Dataset excerpt
((

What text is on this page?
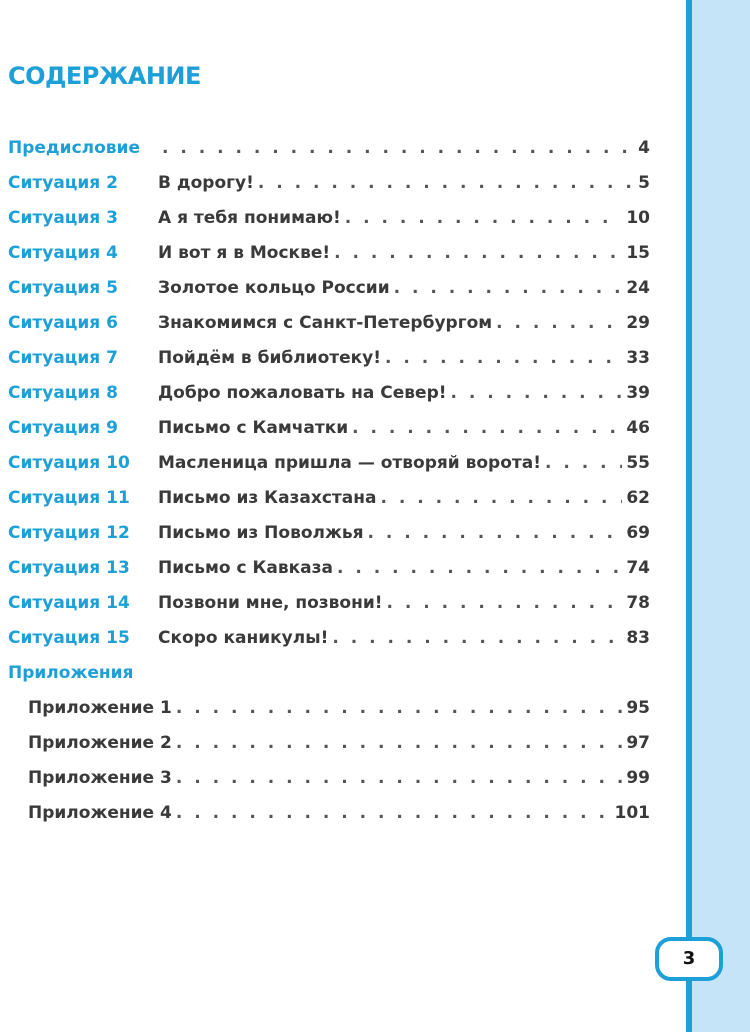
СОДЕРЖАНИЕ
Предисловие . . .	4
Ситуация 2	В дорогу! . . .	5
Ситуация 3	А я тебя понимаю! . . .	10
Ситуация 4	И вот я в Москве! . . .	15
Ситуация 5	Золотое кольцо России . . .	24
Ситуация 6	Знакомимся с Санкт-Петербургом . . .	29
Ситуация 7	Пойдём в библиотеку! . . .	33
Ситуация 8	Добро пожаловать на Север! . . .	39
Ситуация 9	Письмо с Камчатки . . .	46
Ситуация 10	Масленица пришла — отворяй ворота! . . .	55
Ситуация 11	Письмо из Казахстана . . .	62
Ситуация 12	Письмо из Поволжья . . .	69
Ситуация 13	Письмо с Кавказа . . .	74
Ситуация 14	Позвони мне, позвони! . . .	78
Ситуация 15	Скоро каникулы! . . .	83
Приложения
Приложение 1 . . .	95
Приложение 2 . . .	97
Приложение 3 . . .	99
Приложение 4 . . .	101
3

))

The exercise
How many lines in the entries contain the string "Письмо"? Answer with the number only.

Answer to the problem
4